Reproduce every line of the data below verbatim, keeping each character and the line order unchanged.

**** Input for this task ****

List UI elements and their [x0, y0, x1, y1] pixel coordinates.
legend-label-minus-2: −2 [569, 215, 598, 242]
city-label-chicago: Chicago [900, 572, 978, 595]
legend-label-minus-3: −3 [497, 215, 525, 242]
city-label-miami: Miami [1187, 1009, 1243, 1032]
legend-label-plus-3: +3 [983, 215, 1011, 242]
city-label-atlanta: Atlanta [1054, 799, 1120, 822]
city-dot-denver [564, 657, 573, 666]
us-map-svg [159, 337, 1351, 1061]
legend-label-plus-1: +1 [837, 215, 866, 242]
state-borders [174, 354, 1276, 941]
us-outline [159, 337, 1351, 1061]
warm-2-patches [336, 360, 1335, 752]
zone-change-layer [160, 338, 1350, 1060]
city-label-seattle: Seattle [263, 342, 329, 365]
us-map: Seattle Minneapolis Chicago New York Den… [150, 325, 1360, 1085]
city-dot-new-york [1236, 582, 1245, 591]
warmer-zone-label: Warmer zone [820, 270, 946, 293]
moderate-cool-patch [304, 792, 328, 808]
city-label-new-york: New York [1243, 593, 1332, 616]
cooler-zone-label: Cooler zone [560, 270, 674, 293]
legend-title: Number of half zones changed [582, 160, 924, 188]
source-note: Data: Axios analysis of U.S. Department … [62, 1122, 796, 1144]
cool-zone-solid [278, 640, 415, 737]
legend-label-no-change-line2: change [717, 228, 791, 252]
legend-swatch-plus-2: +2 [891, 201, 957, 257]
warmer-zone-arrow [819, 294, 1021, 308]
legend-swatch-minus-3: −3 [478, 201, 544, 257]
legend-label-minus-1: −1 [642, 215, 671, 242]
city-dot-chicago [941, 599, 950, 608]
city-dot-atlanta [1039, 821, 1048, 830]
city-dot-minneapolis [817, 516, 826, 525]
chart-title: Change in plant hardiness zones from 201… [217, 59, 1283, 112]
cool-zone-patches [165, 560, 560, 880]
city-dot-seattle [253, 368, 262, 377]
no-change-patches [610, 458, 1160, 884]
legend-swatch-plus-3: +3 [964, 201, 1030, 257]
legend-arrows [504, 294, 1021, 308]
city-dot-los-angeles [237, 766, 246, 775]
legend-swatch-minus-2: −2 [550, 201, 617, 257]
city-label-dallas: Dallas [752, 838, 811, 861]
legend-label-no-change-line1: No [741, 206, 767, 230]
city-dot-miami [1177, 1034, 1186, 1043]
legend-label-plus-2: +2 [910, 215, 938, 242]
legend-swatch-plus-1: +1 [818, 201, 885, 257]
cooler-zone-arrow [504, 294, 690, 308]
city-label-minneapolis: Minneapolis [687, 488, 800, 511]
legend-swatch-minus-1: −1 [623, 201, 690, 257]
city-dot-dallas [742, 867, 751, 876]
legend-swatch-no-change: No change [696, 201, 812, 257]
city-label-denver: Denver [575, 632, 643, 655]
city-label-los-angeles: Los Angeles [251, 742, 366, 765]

****

Task response:
List UI elements and their [x0, y0, x1, y1] pixel coordinates.
legend-label-minus-2: −2 [569, 215, 598, 242]
city-label-chicago: Chicago [900, 572, 978, 595]
legend-label-minus-3: −3 [497, 215, 525, 242]
city-label-miami: Miami [1187, 1009, 1243, 1032]
legend-label-plus-3: +3 [983, 215, 1011, 242]
city-label-atlanta: Atlanta [1054, 799, 1120, 822]
city-dot-denver [564, 657, 573, 666]
us-map-svg [159, 337, 1351, 1061]
legend-label-plus-1: +1 [837, 215, 866, 242]
state-borders [174, 354, 1276, 941]
us-outline [159, 337, 1351, 1061]
warm-2-patches [336, 360, 1335, 752]
zone-change-layer [160, 338, 1350, 1060]
city-label-seattle: Seattle [263, 342, 329, 365]
us-map: Seattle Minneapolis Chicago New York Den… [150, 325, 1360, 1085]
city-dot-new-york [1236, 582, 1245, 591]
warmer-zone-label: Warmer zone [820, 270, 946, 293]
moderate-cool-patch [304, 792, 328, 808]
city-label-new-york: New York [1243, 593, 1332, 616]
cooler-zone-label: Cooler zone [560, 270, 674, 293]
legend-title: Number of half zones changed [582, 160, 924, 188]
source-note: Data: Axios analysis of U.S. Department … [62, 1122, 796, 1144]
cool-zone-solid [278, 640, 415, 737]
legend-label-no-change-line2: change [717, 228, 791, 252]
legend-swatch-plus-2: +2 [891, 201, 957, 257]
warmer-zone-arrow [819, 294, 1021, 308]
legend-swatch-minus-3: −3 [478, 201, 544, 257]
legend-label-minus-1: −1 [642, 215, 671, 242]
city-dot-chicago [941, 599, 950, 608]
city-dot-atlanta [1039, 821, 1048, 830]
city-dot-minneapolis [817, 516, 826, 525]
chart-title: Change in plant hardiness zones from 201… [217, 59, 1283, 112]
cool-zone-patches [165, 560, 560, 880]
city-dot-seattle [253, 368, 262, 377]
no-change-patches [610, 458, 1160, 884]
legend-swatch-plus-3: +3 [964, 201, 1030, 257]
legend-arrows [504, 294, 1021, 308]
city-dot-los-angeles [237, 766, 246, 775]
legend-swatch-minus-2: −2 [550, 201, 617, 257]
city-label-dallas: Dallas [752, 838, 811, 861]
legend-label-no-change-line1: No [741, 206, 767, 230]
city-dot-miami [1177, 1034, 1186, 1043]
legend-label-plus-2: +2 [910, 215, 938, 242]
legend-swatch-plus-1: +1 [818, 201, 885, 257]
cooler-zone-arrow [504, 294, 690, 308]
city-label-minneapolis: Minneapolis [687, 488, 800, 511]
legend-swatch-minus-1: −1 [623, 201, 690, 257]
city-dot-dallas [742, 867, 751, 876]
legend-swatch-no-change: No change [696, 201, 812, 257]
city-label-denver: Denver [575, 632, 643, 655]
city-label-los-angeles: Los Angeles [251, 742, 366, 765]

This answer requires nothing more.